START

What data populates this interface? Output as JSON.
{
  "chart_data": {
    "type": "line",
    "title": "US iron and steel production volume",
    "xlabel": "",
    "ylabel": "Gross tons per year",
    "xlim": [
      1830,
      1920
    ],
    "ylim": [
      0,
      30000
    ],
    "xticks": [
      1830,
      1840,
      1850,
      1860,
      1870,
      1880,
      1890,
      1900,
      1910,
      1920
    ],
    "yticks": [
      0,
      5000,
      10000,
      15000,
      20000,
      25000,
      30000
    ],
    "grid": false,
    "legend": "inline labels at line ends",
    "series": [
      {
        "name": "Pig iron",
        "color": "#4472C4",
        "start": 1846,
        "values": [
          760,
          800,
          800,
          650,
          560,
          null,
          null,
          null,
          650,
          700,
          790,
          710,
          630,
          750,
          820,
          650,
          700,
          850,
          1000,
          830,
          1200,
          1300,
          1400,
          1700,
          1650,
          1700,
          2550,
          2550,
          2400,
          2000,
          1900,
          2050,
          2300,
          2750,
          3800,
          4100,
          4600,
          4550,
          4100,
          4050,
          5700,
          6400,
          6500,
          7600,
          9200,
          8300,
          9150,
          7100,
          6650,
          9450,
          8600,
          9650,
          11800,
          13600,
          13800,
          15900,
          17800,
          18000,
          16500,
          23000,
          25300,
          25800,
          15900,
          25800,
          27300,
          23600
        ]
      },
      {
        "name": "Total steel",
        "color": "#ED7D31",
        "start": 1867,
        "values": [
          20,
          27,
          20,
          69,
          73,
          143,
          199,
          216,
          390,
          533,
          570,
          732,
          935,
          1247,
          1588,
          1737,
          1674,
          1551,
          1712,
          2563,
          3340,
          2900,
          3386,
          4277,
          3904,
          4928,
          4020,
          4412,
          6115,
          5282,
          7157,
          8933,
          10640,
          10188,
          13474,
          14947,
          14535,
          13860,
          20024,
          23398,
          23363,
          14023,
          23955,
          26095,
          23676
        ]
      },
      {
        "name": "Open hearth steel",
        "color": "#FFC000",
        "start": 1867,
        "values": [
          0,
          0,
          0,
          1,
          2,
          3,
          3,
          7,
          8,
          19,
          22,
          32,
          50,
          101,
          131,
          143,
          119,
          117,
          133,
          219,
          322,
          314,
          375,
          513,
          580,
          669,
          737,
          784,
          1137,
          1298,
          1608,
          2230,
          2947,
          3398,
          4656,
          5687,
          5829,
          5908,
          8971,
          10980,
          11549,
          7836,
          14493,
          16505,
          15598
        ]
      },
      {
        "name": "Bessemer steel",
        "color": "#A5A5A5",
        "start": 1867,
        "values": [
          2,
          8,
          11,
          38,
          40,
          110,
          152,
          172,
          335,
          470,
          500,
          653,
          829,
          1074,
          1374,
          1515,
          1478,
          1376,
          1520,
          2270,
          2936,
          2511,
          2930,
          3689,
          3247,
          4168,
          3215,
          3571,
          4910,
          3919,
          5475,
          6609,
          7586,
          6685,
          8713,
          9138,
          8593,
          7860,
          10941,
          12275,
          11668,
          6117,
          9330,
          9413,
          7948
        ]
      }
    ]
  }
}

END

Transcribe the records above exactly as they appear.

* [Result of this task]
What data populates this interface? Output as JSON.
{
  "chart_data": {
    "type": "line",
    "title": "US iron and steel production volume",
    "xlabel": "",
    "ylabel": "Gross tons per year",
    "xlim": [
      1830,
      1920
    ],
    "ylim": [
      0,
      30000
    ],
    "xticks": [
      1830,
      1840,
      1850,
      1860,
      1870,
      1880,
      1890,
      1900,
      1910,
      1920
    ],
    "yticks": [
      0,
      5000,
      10000,
      15000,
      20000,
      25000,
      30000
    ],
    "grid": false,
    "legend": "inline labels at line ends",
    "series": [
      {
        "name": "Pig iron",
        "color": "#4472C4",
        "start": 1846,
        "values": [
          760,
          800,
          800,
          650,
          560,
          null,
          null,
          null,
          650,
          700,
          790,
          710,
          630,
          750,
          820,
          650,
          700,
          850,
          1000,
          830,
          1200,
          1300,
          1400,
          1700,
          1650,
          1700,
          2550,
          2550,
          2400,
          2000,
          1900,
          2050,
          2300,
          2750,
          3800,
          4100,
          4600,
          4550,
          4100,
          4050,
          5700,
          6400,
          6500,
          7600,
          9200,
          8300,
          9150,
          7100,
          6650,
          9450,
          8600,
          9650,
          11800,
          13600,
          13800,
          15900,
          17800,
          18000,
          16500,
          23000,
          25300,
          25800,
          15900,
          25800,
          27300,
          23600
        ]
      },
      {
        "name": "Total steel",
        "color": "#ED7D31",
        "start": 1867,
        "values": [
          20,
          27,
          20,
          69,
          73,
          143,
          199,
          216,
          390,
          533,
          570,
          732,
          935,
          1247,
          1588,
          1737,
          1674,
          1551,
          1712,
          2563,
          3340,
          2900,
          3386,
          4277,
          3904,
          4928,
          4020,
          4412,
          6115,
          5282,
          7157,
          8933,
          10640,
          10188,
          13474,
          14947,
          14535,
          13860,
          20024,
          23398,
          23363,
          14023,
          23955,
          26095,
          23676
        ]
      },
      {
        "name": "Open hearth steel",
        "color": "#FFC000",
        "start": 1867,
        "values": [
          0,
          0,
          0,
          1,
          2,
          3,
          3,
          7,
          8,
          19,
          22,
          32,
          50,
          101,
          131,
          143,
          119,
          117,
          133,
          219,
          322,
          314,
          375,
          513,
          580,
          669,
          737,
          784,
          1137,
          1298,
          1608,
          2230,
          2947,
          3398,
          4656,
          5687,
          5829,
          5908,
          8971,
          10980,
          11549,
          7836,
          14493,
          16505,
          15598
        ]
      },
      {
        "name": "Bessemer steel",
        "color": "#A5A5A5",
        "start": 1867,
        "values": [
          2,
          8,
          11,
          38,
          40,
          110,
          152,
          172,
          335,
          470,
          500,
          653,
          829,
          1074,
          1374,
          1515,
          1478,
          1376,
          1520,
          2270,
          2936,
          2511,
          2930,
          3689,
          3247,
          4168,
          3215,
          3571,
          4910,
          3919,
          5475,
          6609,
          7586,
          6685,
          8713,
          9138,
          8593,
          7860,
          10941,
          12275,
          11668,
          6117,
          9330,
          9413,
          7948
        ]
      }
    ]
  }
}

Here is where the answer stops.